> [Document segment]
--- Begin ---
While both methods use centroid-based criteria, they operate at different representation levels and serve different adaptation strategies: EATA prioritizes informativeness under high-frequency updates, whereas CnDRM prioritizes reliability under sparse updates. The strategies are therefore complementary, not contradictory.
Regarding the integration of EATA and SNAP (as in our EATA+SNAP evaluation), we first apply SNAP’s sample selection criteria (CnDRM) to identify a reliable subset, and then apply EATA’s strategy to that subset. This design ensures compatibility between the two methods.
We will clarify this distinction and sampling logic more explicitly in our final manuscript.
Reference
[r1] Y. Li, N. Wang, J. Shi, J. Liu, and X. Hou, “Revisiting Batch Normalization for Practical Domain Adaptation.” ICLR 2017.
[r2] E. F. Montesuma, F. M. N. Mboula, and A. Souloumiac, “Optimal Transport for Domain Adaptation through Gaussian Mixture Models.” TMLR 2025.
Dear Reviewer Vzgx,
Thank you once again for your thoughtful and constructive review.
We have carefully addressed all the questions and concerns you raised in our rebuttal. As the discussion period is coming to an end, we just wanted to gently remind you in case you haven’t had a chance to revisit our response.
If there are any remaining concerns or points requiring clarification, we would be happy to elaborate.
We would be grateful if you could take our responses into consideration when finalizing your evaluation.
Best regards, Authors
Thanks for your rebuttal and apologize for my misunderstanding regarding W1. I don't have any more concerns regarding the "weakness" part. I suggest the author to revise the paper with more details given in the rebuttal.
[NOT A WEAKNESS] I am still a little confused about Q1. I acknowledge that the author summarized several differences which may lead to different algorithm design:
- SNAP focus on sparse TTA, update the model for every K forward pass, instead
- EATA, though also focus on "efficiency", update the model for every forward pass, with fewer samples. And,
- SNAP uses hidden representation, while
- EATA uses the final logits (although you might also say this is a representation..)
--- End ---
> [What you will do] Pick up the review discussion on SNAP and EATA after its last sentence and continue it. The lines after this point are separate material, unrelated to the review discussion on SNAP and EATA.

> [Dataset extract]
--- Begin ---
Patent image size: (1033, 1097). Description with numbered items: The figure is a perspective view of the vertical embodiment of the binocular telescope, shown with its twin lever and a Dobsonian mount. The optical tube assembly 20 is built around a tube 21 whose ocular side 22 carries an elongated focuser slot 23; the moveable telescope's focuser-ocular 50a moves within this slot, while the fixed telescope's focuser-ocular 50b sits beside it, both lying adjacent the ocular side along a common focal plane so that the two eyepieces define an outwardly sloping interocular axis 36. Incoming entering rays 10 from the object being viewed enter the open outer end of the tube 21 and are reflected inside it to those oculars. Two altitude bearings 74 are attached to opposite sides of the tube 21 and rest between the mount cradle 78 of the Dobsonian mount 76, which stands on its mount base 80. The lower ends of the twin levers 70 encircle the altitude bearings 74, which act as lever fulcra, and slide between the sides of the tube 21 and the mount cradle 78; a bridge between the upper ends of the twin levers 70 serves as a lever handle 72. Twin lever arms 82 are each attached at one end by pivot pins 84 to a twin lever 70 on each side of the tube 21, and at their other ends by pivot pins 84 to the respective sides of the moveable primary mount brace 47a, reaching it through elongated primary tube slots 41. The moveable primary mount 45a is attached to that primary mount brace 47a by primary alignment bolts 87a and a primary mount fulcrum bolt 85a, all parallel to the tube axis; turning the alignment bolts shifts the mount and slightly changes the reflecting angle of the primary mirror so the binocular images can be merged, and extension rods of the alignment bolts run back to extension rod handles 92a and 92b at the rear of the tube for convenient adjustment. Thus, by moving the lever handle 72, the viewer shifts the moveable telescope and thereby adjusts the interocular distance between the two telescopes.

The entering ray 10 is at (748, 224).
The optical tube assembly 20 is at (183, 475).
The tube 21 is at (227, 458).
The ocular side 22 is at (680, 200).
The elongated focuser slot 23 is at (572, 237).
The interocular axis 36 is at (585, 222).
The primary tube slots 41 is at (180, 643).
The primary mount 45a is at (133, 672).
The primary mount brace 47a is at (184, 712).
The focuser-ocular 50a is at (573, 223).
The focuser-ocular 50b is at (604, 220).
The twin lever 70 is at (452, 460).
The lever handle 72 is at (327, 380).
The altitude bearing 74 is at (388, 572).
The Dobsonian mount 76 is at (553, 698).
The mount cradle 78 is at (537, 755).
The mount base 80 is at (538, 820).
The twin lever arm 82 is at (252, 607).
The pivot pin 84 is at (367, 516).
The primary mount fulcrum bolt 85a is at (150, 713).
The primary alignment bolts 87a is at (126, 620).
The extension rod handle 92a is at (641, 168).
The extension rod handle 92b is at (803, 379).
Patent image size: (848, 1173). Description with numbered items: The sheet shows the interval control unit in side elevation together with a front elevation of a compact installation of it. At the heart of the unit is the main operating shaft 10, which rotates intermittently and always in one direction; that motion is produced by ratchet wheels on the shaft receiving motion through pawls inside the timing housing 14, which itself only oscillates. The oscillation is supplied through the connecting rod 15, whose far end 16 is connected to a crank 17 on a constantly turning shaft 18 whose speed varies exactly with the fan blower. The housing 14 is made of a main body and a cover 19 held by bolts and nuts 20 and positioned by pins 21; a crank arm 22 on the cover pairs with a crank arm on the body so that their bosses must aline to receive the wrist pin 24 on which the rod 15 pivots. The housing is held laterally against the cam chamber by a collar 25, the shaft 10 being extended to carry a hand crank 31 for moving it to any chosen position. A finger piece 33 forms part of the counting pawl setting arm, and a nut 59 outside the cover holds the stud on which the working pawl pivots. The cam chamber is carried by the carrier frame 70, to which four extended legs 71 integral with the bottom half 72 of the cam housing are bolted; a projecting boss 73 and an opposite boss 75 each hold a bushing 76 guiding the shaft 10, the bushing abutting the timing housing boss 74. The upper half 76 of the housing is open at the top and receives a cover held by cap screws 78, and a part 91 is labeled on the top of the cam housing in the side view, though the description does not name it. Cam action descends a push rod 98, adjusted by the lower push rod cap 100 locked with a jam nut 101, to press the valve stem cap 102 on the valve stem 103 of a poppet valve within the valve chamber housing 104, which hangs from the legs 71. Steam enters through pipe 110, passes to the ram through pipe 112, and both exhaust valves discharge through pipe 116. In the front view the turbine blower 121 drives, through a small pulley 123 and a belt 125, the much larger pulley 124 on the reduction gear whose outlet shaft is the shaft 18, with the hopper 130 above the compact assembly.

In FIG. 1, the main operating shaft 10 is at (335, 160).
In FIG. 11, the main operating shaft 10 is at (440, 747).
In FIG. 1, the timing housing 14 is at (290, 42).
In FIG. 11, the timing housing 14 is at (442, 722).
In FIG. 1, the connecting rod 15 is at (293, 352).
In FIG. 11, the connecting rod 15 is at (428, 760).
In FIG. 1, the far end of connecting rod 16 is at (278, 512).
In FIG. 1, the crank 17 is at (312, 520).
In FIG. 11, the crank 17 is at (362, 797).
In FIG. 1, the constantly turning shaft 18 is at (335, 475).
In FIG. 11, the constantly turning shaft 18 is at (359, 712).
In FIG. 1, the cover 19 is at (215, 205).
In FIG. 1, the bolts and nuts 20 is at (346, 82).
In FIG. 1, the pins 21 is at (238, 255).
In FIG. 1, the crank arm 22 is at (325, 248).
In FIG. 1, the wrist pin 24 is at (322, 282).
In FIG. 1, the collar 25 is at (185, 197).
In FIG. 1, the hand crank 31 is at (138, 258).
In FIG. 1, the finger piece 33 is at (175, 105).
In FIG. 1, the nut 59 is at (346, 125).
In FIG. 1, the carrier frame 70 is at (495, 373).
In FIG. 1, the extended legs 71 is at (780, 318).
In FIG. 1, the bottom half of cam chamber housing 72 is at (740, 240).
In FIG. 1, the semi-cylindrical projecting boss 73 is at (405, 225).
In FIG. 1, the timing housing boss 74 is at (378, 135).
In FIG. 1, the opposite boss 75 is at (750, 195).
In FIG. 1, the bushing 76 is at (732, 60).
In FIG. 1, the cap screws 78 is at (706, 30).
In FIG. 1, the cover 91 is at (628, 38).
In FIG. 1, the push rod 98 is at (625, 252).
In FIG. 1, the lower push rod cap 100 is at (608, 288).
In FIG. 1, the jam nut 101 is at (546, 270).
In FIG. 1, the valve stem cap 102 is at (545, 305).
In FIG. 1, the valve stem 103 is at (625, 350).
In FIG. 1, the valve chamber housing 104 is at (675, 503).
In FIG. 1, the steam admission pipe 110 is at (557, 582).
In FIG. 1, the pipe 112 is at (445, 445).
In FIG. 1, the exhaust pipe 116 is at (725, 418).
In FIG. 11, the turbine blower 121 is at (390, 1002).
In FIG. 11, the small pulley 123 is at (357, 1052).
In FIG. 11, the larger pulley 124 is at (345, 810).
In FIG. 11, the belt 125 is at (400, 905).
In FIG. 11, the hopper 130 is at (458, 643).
--- End ---
> [Expected answer]
I believe the author did a good job in explaining why these two scenarios can lead to different results, but it is a little bit high-level (and maybe vague?) to claim that "EATA prioritizes informativeness under high-frequency updates, whereas CnDRM prioritizes reliability under sparse updates", and "the strategies are therefore complementary, not contradictory".
But still, I would emphasize that this is not a weakness. I would like to keep my positive score. Good luck!
Thank you for the clarification and your constructive feedback. We appreciate your positive assessment and will incorporate all details in the rebuttal into the final manuscript.
[Regarding Q1] We appreciate the opportunity to clarify the fundamental difference between SNAP and EATA. SNAP selects reliable samples whose updates are stable and generalizable across a bunch of test samples—critical under sparse update regimes. In contrast, EATA explicitly drops samples whose predictions are overly aligned with the test-time mean prediction, assuming they lack discriminative value and are less effective for adaptation.
- We clarified that this strategic difference stems from the assumed update frequency. EATA performs frequent updates and tolerates riskier or more exploratory samples, as errors can be corrected in subsequent steps. In contrast, SNAP performs sparse updates, each with lasting effect, so it must avoid noisy or atypical samples and instead relies on highly reliable ones for generalizable model adaptation.
We hope this resolves the ambiguity. We will reflect this clarification in the manuscript.
This paper proposes SNAP, a sparse and efficient Test-Time Adaptation (TTA) framework designed for resource-constrained edge environments. Unlike existing TTA methods that require frequent updates and high computation, SNAP maintains high accuracy while adapting with as little as 1% of the test data. It introduces two key components: (1) Class and Domain Representative Memory (CnDRM), which stores a compact set of representative samples for efficient adaptation, and (2) Inference-only Batch-aware Memory Normalization (IoBMN), which updates normalization statistics during inference using these samples.
优缺点分析
- Strengths
- This paper addresses an important yet often overlooked challenge in current TTA research: the trade-off between latency and accuracy. By focusing on resource-constrained edge environments and identifying frequent adaptation as a key bottleneck, the authors highlight a novel and practical direction for the field.
- A particularly noteworthy contribution is that, after adaptation, the model often outperforms its initial performance (e.g., in Tent, EATA, and CoTTA). This is significant, as most prior TTA methods only aim to maintain the original accuracy rather than improve upon it.
- The proposed method is plug-and-play, making it easy to integrate into existing pipelines. Additionally, the extensive results in the Appendix across different adaptation rates are helpful and provide a comprehensive understanding of the method’s robustness and generalizability.
- Weakness
- This work adopts a fixed adaptation rate/CnDRM safeguard. Can the authors provide dynamic tuning (i.e., learning this rate) and efficiency metrics?
问题
Please refer to the above.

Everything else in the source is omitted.